▶ [SET TASK] Check each line of the material below for "this". Report how many have it, with no other words.
— START OF PROVIDED MATERIAL —
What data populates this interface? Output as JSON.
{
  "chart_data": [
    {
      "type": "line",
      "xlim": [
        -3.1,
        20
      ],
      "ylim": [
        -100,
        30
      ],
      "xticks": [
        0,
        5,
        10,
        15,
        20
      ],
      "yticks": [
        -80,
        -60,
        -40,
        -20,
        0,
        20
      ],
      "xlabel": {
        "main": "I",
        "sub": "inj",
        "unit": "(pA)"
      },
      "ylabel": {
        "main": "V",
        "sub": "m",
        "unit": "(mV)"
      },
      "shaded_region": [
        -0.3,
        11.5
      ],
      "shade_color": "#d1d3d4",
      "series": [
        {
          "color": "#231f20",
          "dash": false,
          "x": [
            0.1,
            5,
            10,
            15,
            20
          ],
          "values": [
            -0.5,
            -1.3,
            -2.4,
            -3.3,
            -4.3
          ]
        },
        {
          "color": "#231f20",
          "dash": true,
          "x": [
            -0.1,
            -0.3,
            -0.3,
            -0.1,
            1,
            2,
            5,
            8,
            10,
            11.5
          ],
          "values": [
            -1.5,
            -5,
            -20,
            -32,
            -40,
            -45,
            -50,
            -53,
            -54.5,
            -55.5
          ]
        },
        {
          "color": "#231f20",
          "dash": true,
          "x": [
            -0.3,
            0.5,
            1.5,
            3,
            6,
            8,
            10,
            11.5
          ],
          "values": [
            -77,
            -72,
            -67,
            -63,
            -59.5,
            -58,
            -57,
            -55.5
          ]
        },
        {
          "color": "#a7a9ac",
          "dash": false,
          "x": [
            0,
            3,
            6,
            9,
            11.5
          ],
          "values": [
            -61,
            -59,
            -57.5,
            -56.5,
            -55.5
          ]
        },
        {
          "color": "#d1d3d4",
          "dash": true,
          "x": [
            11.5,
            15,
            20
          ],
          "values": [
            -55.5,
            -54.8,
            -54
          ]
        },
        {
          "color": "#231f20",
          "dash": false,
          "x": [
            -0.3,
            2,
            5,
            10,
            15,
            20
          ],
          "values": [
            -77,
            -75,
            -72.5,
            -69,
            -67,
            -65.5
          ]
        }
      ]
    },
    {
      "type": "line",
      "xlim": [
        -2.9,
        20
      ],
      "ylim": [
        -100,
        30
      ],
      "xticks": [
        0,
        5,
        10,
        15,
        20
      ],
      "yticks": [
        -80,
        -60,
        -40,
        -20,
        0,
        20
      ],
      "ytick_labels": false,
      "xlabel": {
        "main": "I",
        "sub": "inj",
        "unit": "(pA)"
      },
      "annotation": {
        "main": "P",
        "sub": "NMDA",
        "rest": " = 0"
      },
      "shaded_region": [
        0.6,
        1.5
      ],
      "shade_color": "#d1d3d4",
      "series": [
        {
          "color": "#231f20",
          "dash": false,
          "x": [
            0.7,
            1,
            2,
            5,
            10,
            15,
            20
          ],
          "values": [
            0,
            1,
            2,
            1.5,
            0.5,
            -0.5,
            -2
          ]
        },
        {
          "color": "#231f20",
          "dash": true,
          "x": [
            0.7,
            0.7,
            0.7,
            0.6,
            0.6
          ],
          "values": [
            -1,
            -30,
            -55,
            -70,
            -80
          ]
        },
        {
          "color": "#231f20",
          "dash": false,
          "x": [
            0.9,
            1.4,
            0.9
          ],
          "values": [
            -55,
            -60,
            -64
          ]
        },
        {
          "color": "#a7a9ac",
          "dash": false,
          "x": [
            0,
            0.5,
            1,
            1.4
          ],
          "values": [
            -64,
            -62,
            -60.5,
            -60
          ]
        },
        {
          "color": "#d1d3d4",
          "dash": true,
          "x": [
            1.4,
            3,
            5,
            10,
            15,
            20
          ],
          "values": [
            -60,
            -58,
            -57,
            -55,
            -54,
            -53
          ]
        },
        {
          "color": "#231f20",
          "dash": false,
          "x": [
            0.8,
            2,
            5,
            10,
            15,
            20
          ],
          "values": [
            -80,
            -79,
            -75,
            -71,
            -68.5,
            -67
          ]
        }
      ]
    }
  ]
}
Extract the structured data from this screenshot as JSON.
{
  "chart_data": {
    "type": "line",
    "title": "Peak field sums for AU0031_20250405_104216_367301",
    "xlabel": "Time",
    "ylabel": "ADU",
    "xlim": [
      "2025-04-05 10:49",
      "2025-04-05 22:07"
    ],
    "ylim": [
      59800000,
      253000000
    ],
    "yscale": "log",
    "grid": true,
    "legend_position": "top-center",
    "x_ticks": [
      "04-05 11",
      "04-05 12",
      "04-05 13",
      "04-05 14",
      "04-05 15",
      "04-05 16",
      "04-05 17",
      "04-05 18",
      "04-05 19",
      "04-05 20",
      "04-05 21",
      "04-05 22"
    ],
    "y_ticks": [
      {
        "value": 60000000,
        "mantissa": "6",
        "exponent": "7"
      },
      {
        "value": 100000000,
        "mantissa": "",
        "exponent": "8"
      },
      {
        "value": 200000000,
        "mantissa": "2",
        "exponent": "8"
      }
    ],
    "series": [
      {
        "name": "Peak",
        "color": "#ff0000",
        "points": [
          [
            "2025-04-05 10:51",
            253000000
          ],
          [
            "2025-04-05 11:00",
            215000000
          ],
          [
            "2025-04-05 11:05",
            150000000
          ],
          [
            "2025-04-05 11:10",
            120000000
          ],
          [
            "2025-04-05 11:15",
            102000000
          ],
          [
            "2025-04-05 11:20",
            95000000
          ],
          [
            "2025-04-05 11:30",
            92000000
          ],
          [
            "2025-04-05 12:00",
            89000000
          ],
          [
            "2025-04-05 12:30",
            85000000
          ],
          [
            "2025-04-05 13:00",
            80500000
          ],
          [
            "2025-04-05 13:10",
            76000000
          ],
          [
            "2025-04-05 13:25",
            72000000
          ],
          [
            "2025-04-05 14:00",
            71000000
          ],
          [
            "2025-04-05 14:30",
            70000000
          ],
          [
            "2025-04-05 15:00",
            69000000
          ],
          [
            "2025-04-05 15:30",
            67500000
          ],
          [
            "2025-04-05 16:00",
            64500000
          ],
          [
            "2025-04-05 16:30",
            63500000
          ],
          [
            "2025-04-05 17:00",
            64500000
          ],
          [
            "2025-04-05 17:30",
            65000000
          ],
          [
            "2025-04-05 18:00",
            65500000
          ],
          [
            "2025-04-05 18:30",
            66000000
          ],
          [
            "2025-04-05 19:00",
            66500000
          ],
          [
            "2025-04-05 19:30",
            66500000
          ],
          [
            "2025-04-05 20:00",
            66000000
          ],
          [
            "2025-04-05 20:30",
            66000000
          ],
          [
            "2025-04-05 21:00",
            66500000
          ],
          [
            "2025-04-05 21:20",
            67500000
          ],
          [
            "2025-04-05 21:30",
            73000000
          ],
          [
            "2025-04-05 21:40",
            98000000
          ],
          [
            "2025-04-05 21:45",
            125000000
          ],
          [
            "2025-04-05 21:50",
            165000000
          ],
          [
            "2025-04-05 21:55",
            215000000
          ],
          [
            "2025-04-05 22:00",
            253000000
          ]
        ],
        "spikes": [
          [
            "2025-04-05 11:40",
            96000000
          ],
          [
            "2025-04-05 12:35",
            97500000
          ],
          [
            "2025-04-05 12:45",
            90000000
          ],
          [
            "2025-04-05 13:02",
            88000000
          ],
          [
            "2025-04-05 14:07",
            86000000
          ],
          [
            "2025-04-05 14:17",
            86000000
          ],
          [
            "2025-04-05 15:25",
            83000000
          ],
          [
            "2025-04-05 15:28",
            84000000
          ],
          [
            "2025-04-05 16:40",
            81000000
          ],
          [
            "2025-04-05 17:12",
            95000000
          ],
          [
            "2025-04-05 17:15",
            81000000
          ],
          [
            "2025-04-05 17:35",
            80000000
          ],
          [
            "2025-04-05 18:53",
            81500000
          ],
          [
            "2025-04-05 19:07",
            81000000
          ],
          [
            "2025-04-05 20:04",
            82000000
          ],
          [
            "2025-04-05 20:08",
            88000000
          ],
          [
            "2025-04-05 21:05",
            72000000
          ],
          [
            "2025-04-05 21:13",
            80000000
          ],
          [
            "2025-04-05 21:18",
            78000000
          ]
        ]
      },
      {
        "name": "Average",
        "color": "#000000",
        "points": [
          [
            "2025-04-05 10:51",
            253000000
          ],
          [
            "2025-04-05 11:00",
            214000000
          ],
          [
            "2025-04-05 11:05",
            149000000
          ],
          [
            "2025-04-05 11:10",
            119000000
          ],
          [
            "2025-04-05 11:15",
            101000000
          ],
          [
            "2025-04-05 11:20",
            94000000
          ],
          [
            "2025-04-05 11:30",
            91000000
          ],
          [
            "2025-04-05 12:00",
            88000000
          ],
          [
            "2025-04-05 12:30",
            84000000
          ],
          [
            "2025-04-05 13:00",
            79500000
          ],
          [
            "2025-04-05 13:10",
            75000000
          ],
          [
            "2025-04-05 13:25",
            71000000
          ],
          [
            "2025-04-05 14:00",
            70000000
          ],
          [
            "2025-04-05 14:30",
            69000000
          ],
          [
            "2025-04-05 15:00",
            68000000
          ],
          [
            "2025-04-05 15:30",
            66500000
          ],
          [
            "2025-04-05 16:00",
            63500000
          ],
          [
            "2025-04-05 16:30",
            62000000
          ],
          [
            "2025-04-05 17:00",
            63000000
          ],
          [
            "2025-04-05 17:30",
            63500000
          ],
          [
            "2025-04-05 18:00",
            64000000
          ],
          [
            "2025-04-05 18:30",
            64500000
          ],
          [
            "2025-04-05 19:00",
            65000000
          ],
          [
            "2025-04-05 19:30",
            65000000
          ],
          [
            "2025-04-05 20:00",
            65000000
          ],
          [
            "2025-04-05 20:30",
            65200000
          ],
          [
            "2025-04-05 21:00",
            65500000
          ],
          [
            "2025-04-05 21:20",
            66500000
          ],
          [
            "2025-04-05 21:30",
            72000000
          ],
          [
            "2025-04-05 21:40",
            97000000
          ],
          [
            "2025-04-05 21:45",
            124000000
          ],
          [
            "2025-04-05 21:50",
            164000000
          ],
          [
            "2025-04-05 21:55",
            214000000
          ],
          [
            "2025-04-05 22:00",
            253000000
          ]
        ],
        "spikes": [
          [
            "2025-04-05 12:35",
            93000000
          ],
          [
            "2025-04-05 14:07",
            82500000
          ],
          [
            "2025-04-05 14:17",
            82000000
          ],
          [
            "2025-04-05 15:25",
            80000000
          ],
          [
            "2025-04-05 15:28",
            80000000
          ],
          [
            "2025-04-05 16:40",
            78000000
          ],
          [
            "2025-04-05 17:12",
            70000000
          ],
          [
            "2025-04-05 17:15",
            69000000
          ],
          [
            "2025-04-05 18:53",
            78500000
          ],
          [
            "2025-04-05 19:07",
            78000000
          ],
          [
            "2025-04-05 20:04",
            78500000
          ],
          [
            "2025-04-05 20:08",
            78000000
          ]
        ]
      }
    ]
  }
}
— END OF PROVIDED MATERIAL —
▶ [WORKED ANSWER] 2